_What is required_
Bring together all lines of the material below that contain the string "this".

_The data_
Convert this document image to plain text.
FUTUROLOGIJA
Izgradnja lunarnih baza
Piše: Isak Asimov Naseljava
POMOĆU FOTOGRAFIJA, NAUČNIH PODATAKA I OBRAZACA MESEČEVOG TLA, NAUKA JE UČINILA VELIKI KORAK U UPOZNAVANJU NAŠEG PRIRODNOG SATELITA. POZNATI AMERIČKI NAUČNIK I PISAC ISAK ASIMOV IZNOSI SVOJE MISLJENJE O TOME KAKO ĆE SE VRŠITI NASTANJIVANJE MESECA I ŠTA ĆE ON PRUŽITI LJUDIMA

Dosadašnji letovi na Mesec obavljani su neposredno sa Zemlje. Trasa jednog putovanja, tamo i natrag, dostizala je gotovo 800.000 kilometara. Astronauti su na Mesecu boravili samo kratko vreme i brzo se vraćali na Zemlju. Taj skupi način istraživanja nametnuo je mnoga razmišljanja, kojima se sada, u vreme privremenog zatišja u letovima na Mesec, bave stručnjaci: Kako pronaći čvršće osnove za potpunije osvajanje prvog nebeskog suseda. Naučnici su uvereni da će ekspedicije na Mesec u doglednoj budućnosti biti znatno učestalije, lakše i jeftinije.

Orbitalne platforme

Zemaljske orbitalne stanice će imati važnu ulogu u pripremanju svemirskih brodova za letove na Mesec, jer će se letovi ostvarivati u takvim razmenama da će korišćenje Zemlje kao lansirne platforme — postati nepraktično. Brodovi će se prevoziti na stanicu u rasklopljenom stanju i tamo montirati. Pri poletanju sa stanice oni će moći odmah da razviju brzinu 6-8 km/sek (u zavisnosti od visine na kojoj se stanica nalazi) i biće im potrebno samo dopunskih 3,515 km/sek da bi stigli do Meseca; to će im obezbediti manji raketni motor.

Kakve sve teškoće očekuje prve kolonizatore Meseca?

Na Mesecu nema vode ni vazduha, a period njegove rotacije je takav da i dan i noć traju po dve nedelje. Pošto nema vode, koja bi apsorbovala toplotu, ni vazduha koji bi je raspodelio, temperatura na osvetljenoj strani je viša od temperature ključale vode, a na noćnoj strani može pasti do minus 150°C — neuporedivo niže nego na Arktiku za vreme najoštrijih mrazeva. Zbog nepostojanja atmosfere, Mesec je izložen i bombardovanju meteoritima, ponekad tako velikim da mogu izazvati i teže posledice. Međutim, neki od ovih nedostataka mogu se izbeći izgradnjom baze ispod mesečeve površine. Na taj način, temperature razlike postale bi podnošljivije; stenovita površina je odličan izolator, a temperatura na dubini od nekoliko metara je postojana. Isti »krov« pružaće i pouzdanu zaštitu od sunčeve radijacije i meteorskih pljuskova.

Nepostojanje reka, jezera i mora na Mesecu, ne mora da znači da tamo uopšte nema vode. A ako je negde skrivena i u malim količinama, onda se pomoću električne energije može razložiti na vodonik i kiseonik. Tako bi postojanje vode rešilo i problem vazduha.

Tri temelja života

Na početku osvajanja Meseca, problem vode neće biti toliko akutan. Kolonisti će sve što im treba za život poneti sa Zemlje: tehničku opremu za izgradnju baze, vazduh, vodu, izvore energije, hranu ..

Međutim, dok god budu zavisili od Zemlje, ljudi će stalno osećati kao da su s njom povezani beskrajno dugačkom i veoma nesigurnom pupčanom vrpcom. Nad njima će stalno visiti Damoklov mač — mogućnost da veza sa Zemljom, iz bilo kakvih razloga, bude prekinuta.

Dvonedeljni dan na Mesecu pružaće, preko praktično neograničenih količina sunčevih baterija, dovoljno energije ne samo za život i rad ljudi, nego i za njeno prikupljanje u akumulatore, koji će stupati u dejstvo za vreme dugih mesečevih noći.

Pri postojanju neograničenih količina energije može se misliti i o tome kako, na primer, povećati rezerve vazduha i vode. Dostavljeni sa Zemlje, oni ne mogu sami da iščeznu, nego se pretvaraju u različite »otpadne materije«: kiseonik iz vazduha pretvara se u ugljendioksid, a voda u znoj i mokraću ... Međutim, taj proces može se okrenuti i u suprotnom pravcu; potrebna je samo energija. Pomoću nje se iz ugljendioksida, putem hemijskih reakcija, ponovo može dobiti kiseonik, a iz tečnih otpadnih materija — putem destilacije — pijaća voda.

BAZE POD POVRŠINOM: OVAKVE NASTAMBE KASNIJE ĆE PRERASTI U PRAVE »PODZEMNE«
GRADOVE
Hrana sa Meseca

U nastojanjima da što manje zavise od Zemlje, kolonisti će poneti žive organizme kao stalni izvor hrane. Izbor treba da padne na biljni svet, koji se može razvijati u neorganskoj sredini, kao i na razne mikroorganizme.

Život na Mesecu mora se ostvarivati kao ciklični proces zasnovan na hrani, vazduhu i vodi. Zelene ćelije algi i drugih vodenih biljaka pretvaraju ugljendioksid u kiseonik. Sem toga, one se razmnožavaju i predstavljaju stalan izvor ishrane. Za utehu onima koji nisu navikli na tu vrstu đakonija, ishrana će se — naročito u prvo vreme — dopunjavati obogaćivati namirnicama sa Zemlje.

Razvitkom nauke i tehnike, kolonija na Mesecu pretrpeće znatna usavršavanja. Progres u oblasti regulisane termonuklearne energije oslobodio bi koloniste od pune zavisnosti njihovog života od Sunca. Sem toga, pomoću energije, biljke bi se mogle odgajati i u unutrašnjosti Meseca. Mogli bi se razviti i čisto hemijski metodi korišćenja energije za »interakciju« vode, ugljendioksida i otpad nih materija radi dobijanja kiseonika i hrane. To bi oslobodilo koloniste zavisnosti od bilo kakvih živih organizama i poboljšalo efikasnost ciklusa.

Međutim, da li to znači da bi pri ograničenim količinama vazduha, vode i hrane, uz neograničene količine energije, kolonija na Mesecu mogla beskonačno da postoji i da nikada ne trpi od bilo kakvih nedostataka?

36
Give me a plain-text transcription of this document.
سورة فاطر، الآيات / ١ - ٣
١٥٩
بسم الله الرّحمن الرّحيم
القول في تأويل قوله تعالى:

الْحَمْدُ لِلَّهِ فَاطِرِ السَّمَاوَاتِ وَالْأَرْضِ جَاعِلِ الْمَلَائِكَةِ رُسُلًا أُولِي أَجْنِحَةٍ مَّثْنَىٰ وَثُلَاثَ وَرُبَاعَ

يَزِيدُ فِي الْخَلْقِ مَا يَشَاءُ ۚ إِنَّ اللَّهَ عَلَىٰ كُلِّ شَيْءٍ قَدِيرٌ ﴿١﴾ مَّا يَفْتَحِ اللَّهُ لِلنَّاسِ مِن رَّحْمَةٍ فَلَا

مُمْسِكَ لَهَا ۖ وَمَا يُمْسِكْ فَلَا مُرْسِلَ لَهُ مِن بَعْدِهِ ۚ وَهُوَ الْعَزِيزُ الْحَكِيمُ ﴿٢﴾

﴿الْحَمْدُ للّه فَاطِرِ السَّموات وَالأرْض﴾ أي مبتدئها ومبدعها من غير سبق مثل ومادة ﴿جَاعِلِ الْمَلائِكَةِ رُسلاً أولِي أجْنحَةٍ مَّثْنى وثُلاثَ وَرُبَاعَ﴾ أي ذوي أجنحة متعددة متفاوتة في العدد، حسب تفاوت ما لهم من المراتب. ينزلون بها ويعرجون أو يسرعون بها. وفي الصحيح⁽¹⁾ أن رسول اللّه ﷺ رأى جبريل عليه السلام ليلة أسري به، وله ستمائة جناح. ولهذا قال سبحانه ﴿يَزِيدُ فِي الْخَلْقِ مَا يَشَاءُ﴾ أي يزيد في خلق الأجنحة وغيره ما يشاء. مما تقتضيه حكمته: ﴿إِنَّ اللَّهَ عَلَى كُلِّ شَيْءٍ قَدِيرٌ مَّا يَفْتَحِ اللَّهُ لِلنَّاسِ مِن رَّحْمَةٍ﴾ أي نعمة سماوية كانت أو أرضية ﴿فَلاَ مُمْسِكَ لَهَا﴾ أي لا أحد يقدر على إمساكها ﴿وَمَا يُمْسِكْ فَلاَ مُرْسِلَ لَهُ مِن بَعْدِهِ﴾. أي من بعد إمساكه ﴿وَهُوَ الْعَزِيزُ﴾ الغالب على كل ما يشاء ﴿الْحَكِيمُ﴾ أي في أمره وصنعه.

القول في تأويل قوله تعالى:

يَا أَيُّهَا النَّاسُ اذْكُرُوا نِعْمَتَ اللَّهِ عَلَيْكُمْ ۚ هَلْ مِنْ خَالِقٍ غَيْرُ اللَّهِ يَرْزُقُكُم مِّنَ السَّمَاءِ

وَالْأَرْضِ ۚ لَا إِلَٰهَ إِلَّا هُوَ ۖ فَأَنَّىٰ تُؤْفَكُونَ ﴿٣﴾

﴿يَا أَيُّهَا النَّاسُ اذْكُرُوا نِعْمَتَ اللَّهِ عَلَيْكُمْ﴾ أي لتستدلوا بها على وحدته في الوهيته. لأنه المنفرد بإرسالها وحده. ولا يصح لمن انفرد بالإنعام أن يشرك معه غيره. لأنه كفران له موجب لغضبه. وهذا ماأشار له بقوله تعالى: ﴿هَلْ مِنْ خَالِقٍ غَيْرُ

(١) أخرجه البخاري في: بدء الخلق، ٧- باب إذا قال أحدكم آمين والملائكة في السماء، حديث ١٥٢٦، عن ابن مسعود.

_Task response_
Convert this document image to plain text.
Give me a plain-text transcription of this document.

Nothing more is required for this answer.